- [TÂCHE À RÉALISER]
Dupliquez à l'identique chacune des lignes des items suivants, sans en omettre ni en modifier aucune.

- [DONNÉES D'ENTRÉE]
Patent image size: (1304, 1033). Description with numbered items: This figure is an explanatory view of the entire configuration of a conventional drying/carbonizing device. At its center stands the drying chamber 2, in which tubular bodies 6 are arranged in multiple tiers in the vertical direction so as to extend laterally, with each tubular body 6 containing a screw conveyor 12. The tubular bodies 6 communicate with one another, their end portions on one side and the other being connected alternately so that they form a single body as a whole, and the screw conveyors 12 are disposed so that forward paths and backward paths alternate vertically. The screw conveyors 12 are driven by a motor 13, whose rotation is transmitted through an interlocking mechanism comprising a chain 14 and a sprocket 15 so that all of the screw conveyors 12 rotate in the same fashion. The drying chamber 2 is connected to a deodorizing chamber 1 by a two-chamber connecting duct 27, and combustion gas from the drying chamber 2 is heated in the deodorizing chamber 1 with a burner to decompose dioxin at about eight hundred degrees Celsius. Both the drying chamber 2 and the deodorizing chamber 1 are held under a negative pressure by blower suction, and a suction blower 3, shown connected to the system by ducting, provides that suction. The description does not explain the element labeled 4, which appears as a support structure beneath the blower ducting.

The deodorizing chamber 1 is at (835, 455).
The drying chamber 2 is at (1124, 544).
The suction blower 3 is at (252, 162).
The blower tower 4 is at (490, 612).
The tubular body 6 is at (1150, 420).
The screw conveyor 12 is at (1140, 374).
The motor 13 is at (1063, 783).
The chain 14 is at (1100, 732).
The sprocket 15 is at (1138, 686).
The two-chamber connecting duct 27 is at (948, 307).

- [RÉSULTAT OBTENU]
Patent image size: (1304, 1033). Description with numbered items: This figure is an explanatory view of the entire configuration of a conventional drying/carbonizing device. At its center stands the drying chamber 2, in which tubular bodies 6 are arranged in multiple tiers in the vertical direction so as to extend laterally, with each tubular body 6 containing a screw conveyor 12. The tubular bodies 6 communicate with one another, their end portions on one side and the other being connected alternately so that they form a single body as a whole, and the screw conveyors 12 are disposed so that forward paths and backward paths alternate vertically. The screw conveyors 12 are driven by a motor 13, whose rotation is transmitted through an interlocking mechanism comprising a chain 14 and a sprocket 15 so that all of the screw conveyors 12 rotate in the same fashion. The drying chamber 2 is connected to a deodorizing chamber 1 by a two-chamber connecting duct 27, and combustion gas from the drying chamber 2 is heated in the deodorizing chamber 1 with a burner to decompose dioxin at about eight hundred degrees Celsius. Both the drying chamber 2 and the deodorizing chamber 1 are held under a negative pressure by blower suction, and a suction blower 3, shown connected to the system by ducting, provides that suction. The description does not explain the element labeled 4, which appears as a support structure beneath the blower ducting.

The deodorizing chamber 1 is at (835, 455).
The drying chamber 2 is at (1124, 544).
The suction blower 3 is at (252, 162).
The blower tower 4 is at (490, 612).
The tubular body 6 is at (1150, 420).
The screw conveyor 12 is at (1140, 374).
The motor 13 is at (1063, 783).
The chain 14 is at (1100, 732).
The sprocket 15 is at (1138, 686).
The two-chamber connecting duct 27 is at (948, 307).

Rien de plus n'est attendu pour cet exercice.